— start of DATA FOR THIS TASK —

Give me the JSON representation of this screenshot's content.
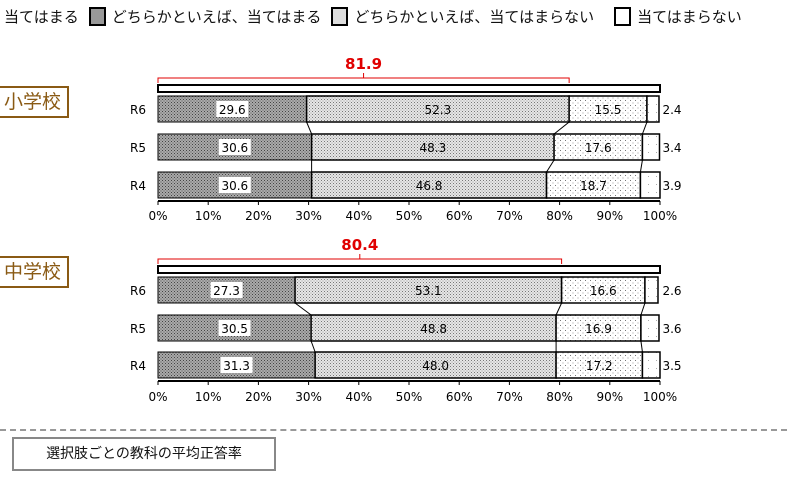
{
  "legend": [
    "当てはまる",
    "どちらかといえば、当てはまる",
    "どちらかといえば、当てはまらない",
    "当てはまらない"
  ],
  "footer": {
    "box_label": "選択肢ごとの教科の平均正答率"
  },
  "chart_data": [
    {
      "type": "bar",
      "orientation": "horizontal",
      "stacked": true,
      "title": "小学校",
      "categories": [
        "R6",
        "R5",
        "R4"
      ],
      "series": [
        {
          "name": "当てはまる",
          "values": [
            29.6,
            30.6,
            30.6
          ]
        },
        {
          "name": "どちらかといえば、当てはまる",
          "values": [
            52.3,
            48.3,
            46.8
          ]
        },
        {
          "name": "どちらかといえば、当てはまらない",
          "values": [
            15.5,
            17.6,
            18.7
          ]
        },
        {
          "name": "当てはまらない",
          "values": [
            2.4,
            3.4,
            3.9
          ]
        }
      ],
      "bracket_total": "81.9",
      "xlim": [
        0,
        100
      ],
      "xticks": [
        "0%",
        "10%",
        "20%",
        "30%",
        "40%",
        "50%",
        "60%",
        "70%",
        "80%",
        "90%",
        "100%"
      ]
    },
    {
      "type": "bar",
      "orientation": "horizontal",
      "stacked": true,
      "title": "中学校",
      "categories": [
        "R6",
        "R5",
        "R4"
      ],
      "series": [
        {
          "name": "当てはまる",
          "values": [
            27.3,
            30.5,
            31.3
          ]
        },
        {
          "name": "どちらかといえば、当てはまる",
          "values": [
            53.1,
            48.8,
            48.0
          ]
        },
        {
          "name": "どちらかといえば、当てはまらない",
          "values": [
            16.6,
            16.9,
            17.2
          ]
        },
        {
          "name": "当てはまらない",
          "values": [
            2.6,
            3.6,
            3.5
          ]
        }
      ],
      "bracket_total": "80.4",
      "xlim": [
        0,
        100
      ],
      "xticks": [
        "0%",
        "10%",
        "20%",
        "30%",
        "40%",
        "50%",
        "60%",
        "70%",
        "80%",
        "90%",
        "100%"
      ]
    }
  ],
  "colors": {
    "bracket": "#e00000",
    "school": "#8a5a14"
  }
}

— end of DATA FOR THIS TASK —

▶ YOUR TASK
Quote everything in the listing above exactly; pictures are the only thing to omit.

▶ IN RESPONSE
Give me the JSON representation of this screenshot's content.
{
  "legend": [
    "当てはまる",
    "どちらかといえば、当てはまる",
    "どちらかといえば、当てはまらない",
    "当てはまらない"
  ],
  "footer": {
    "box_label": "選択肢ごとの教科の平均正答率"
  },
  "chart_data": [
    {
      "type": "bar",
      "orientation": "horizontal",
      "stacked": true,
      "title": "小学校",
      "categories": [
        "R6",
        "R5",
        "R4"
      ],
      "series": [
        {
          "name": "当てはまる",
          "values": [
            29.6,
            30.6,
            30.6
          ]
        },
        {
          "name": "どちらかといえば、当てはまる",
          "values": [
            52.3,
            48.3,
            46.8
          ]
        },
        {
          "name": "どちらかといえば、当てはまらない",
          "values": [
            15.5,
            17.6,
            18.7
          ]
        },
        {
          "name": "当てはまらない",
          "values": [
            2.4,
            3.4,
            3.9
          ]
        }
      ],
      "bracket_total": "81.9",
      "xlim": [
        0,
        100
      ],
      "xticks": [
        "0%",
        "10%",
        "20%",
        "30%",
        "40%",
        "50%",
        "60%",
        "70%",
        "80%",
        "90%",
        "100%"
      ]
    },
    {
      "type": "bar",
      "orientation": "horizontal",
      "stacked": true,
      "title": "中学校",
      "categories": [
        "R6",
        "R5",
        "R4"
      ],
      "series": [
        {
          "name": "当てはまる",
          "values": [
            27.3,
            30.5,
            31.3
          ]
        },
        {
          "name": "どちらかといえば、当てはまる",
          "values": [
            53.1,
            48.8,
            48.0
          ]
        },
        {
          "name": "どちらかといえば、当てはまらない",
          "values": [
            16.6,
            16.9,
            17.2
          ]
        },
        {
          "name": "当てはまらない",
          "values": [
            2.6,
            3.6,
            3.5
          ]
        }
      ],
      "bracket_total": "80.4",
      "xlim": [
        0,
        100
      ],
      "xticks": [
        "0%",
        "10%",
        "20%",
        "30%",
        "40%",
        "50%",
        "60%",
        "70%",
        "80%",
        "90%",
        "100%"
      ]
    }
  ],
  "colors": {
    "bracket": "#e00000",
    "school": "#8a5a14"
  }
}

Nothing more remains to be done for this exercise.